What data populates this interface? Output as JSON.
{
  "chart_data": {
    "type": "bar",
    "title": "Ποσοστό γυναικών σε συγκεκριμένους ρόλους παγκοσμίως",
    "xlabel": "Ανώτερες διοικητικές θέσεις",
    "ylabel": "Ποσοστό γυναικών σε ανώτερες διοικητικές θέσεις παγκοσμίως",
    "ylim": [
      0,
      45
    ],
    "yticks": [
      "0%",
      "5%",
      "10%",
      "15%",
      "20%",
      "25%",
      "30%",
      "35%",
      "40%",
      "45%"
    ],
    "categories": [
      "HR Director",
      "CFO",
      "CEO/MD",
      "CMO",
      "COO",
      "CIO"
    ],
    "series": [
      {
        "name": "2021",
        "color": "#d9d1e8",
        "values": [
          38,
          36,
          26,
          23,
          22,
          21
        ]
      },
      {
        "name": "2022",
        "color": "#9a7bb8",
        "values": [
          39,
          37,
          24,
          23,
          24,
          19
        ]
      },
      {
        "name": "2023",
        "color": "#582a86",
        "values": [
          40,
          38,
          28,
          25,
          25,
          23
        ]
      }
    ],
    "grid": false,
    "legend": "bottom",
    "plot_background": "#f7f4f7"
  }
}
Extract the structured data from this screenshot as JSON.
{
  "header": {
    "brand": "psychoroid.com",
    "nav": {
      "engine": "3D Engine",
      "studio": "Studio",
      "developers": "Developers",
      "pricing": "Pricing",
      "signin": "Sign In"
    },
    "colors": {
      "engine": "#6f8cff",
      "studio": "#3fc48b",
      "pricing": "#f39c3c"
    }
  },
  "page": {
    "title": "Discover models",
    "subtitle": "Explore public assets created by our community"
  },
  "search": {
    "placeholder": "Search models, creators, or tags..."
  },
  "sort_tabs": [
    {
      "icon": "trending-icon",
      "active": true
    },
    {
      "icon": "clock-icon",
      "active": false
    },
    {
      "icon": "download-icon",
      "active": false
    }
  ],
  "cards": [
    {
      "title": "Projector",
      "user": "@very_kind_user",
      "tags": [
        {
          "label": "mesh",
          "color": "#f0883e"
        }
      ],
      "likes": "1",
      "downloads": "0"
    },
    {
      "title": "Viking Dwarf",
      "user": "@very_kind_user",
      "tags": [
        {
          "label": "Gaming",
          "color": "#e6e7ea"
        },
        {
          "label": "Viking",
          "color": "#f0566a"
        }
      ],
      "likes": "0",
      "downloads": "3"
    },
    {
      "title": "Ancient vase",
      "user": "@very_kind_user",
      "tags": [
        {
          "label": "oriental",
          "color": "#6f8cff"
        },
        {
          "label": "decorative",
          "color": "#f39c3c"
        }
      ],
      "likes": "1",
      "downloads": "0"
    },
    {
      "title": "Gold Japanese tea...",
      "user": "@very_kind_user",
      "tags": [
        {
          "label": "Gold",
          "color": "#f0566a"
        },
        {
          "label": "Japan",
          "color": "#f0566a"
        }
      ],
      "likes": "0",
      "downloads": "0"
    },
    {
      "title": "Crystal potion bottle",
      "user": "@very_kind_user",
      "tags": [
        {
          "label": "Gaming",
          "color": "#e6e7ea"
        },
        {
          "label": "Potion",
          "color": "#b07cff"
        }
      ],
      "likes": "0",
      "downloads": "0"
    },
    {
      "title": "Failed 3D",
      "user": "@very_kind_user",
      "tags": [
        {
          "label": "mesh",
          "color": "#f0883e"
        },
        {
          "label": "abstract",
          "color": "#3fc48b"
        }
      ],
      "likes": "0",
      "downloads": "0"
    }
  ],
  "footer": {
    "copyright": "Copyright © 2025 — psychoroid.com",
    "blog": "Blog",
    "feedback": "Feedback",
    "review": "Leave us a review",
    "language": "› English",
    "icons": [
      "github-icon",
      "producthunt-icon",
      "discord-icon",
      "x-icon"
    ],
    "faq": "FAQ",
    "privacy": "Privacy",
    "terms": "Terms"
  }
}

* _Requirement_: Copy out the data shown above without altering anything.

* _Written answer_:
What data populates this interface? Output as JSON.
{
  "chart_data": {
    "type": "bar",
    "title": "Ποσοστό γυναικών σε συγκεκριμένους ρόλους παγκοσμίως",
    "xlabel": "Ανώτερες διοικητικές θέσεις",
    "ylabel": "Ποσοστό γυναικών σε ανώτερες διοικητικές θέσεις παγκοσμίως",
    "ylim": [
      0,
      45
    ],
    "yticks": [
      "0%",
      "5%",
      "10%",
      "15%",
      "20%",
      "25%",
      "30%",
      "35%",
      "40%",
      "45%"
    ],
    "categories": [
      "HR Director",
      "CFO",
      "CEO/MD",
      "CMO",
      "COO",
      "CIO"
    ],
    "series": [
      {
        "name": "2021",
        "color": "#d9d1e8",
        "values": [
          38,
          36,
          26,
          23,
          22,
          21
        ]
      },
      {
        "name": "2022",
        "color": "#9a7bb8",
        "values": [
          39,
          37,
          24,
          23,
          24,
          19
        ]
      },
      {
        "name": "2023",
        "color": "#582a86",
        "values": [
          40,
          38,
          28,
          25,
          25,
          23
        ]
      }
    ],
    "grid": false,
    "legend": "bottom",
    "plot_background": "#f7f4f7"
  }
}
Extract the structured data from this screenshot as JSON.
{
  "header": {
    "brand": "psychoroid.com",
    "nav": {
      "engine": "3D Engine",
      "studio": "Studio",
      "developers": "Developers",
      "pricing": "Pricing",
      "signin": "Sign In"
    },
    "colors": {
      "engine": "#6f8cff",
      "studio": "#3fc48b",
      "pricing": "#f39c3c"
    }
  },
  "page": {
    "title": "Discover models",
    "subtitle": "Explore public assets created by our community"
  },
  "search": {
    "placeholder": "Search models, creators, or tags..."
  },
  "sort_tabs": [
    {
      "icon": "trending-icon",
      "active": true
    },
    {
      "icon": "clock-icon",
      "active": false
    },
    {
      "icon": "download-icon",
      "active": false
    }
  ],
  "cards": [
    {
      "title": "Projector",
      "user": "@very_kind_user",
      "tags": [
        {
          "label": "mesh",
          "color": "#f0883e"
        }
      ],
      "likes": "1",
      "downloads": "0"
    },
    {
      "title": "Viking Dwarf",
      "user": "@very_kind_user",
      "tags": [
        {
          "label": "Gaming",
          "color": "#e6e7ea"
        },
        {
          "label": "Viking",
          "color": "#f0566a"
        }
      ],
      "likes": "0",
      "downloads": "3"
    },
    {
      "title": "Ancient vase",
      "user": "@very_kind_user",
      "tags": [
        {
          "label": "oriental",
          "color": "#6f8cff"
        },
        {
          "label": "decorative",
          "color": "#f39c3c"
        }
      ],
      "likes": "1",
      "downloads": "0"
    },
    {
      "title": "Gold Japanese tea...",
      "user": "@very_kind_user",
      "tags": [
        {
          "label": "Gold",
          "color": "#f0566a"
        },
        {
          "label": "Japan",
          "color": "#f0566a"
        }
      ],
      "likes": "0",
      "downloads": "0"
    },
    {
      "title": "Crystal potion bottle",
      "user": "@very_kind_user",
      "tags": [
        {
          "label": "Gaming",
          "color": "#e6e7ea"
        },
        {
          "label": "Potion",
          "color": "#b07cff"
        }
      ],
      "likes": "0",
      "downloads": "0"
    },
    {
      "title": "Failed 3D",
      "user": "@very_kind_user",
      "tags": [
        {
          "label": "mesh",
          "color": "#f0883e"
        },
        {
          "label": "abstract",
          "color": "#3fc48b"
        }
      ],
      "likes": "0",
      "downloads": "0"
    }
  ],
  "footer": {
    "copyright": "Copyright © 2025 — psychoroid.com",
    "blog": "Blog",
    "feedback": "Feedback",
    "review": "Leave us a review",
    "language": "› English",
    "icons": [
      "github-icon",
      "producthunt-icon",
      "discord-icon",
      "x-icon"
    ],
    "faq": "FAQ",
    "privacy": "Privacy",
    "terms": "Terms"
  }
}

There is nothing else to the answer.